* [WHAT TO DO] Restate the entries word for word, omitting nothing.

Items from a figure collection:
——

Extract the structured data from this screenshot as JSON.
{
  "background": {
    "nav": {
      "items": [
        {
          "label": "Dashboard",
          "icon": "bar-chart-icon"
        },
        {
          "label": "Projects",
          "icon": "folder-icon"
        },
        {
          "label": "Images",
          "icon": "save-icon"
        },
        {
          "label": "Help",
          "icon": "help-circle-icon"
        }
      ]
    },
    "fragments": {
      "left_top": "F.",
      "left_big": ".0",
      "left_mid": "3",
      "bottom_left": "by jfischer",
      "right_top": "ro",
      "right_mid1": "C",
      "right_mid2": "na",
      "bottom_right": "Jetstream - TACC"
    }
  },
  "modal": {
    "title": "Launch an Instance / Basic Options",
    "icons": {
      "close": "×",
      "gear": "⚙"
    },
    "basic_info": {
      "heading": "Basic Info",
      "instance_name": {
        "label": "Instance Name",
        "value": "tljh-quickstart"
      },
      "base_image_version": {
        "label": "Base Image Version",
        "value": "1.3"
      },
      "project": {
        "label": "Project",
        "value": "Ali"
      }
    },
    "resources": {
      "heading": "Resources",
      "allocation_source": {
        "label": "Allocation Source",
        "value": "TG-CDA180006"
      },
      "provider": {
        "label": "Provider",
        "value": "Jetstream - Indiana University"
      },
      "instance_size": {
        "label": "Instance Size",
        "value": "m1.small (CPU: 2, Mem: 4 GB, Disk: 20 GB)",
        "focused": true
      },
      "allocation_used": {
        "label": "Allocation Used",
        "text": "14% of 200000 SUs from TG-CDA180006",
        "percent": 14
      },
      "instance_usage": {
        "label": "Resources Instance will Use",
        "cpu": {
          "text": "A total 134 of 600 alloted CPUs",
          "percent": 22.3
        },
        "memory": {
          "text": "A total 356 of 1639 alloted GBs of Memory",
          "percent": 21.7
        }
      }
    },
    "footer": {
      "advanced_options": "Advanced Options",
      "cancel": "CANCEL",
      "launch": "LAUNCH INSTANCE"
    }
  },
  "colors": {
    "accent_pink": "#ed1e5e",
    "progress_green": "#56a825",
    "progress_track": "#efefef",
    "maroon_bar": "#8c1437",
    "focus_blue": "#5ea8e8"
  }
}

——

* [FULL SOLUTION]
Extract the structured data from this screenshot as JSON.
{
  "background": {
    "nav": {
      "items": [
        {
          "label": "Dashboard",
          "icon": "bar-chart-icon"
        },
        {
          "label": "Projects",
          "icon": "folder-icon"
        },
        {
          "label": "Images",
          "icon": "save-icon"
        },
        {
          "label": "Help",
          "icon": "help-circle-icon"
        }
      ]
    },
    "fragments": {
      "left_top": "F.",
      "left_big": ".0",
      "left_mid": "3",
      "bottom_left": "by jfischer",
      "right_top": "ro",
      "right_mid1": "C",
      "right_mid2": "na",
      "bottom_right": "Jetstream - TACC"
    }
  },
  "modal": {
    "title": "Launch an Instance / Basic Options",
    "icons": {
      "close": "×",
      "gear": "⚙"
    },
    "basic_info": {
      "heading": "Basic Info",
      "instance_name": {
        "label": "Instance Name",
        "value": "tljh-quickstart"
      },
      "base_image_version": {
        "label": "Base Image Version",
        "value": "1.3"
      },
      "project": {
        "label": "Project",
        "value": "Ali"
      }
    },
    "resources": {
      "heading": "Resources",
      "allocation_source": {
        "label": "Allocation Source",
        "value": "TG-CDA180006"
      },
      "provider": {
        "label": "Provider",
        "value": "Jetstream - Indiana University"
      },
      "instance_size": {
        "label": "Instance Size",
        "value": "m1.small (CPU: 2, Mem: 4 GB, Disk: 20 GB)",
        "focused": true
      },
      "allocation_used": {
        "label": "Allocation Used",
        "text": "14% of 200000 SUs from TG-CDA180006",
        "percent": 14
      },
      "instance_usage": {
        "label": "Resources Instance will Use",
        "cpu": {
          "text": "A total 134 of 600 alloted CPUs",
          "percent": 22.3
        },
        "memory": {
          "text": "A total 356 of 1639 alloted GBs of Memory",
          "percent": 21.7
        }
      }
    },
    "footer": {
      "advanced_options": "Advanced Options",
      "cancel": "CANCEL",
      "launch": "LAUNCH INSTANCE"
    }
  },
  "colors": {
    "accent_pink": "#ed1e5e",
    "progress_green": "#56a825",
    "progress_track": "#efefef",
    "maroon_bar": "#8c1437",
    "focus_blue": "#5ea8e8"
  }
}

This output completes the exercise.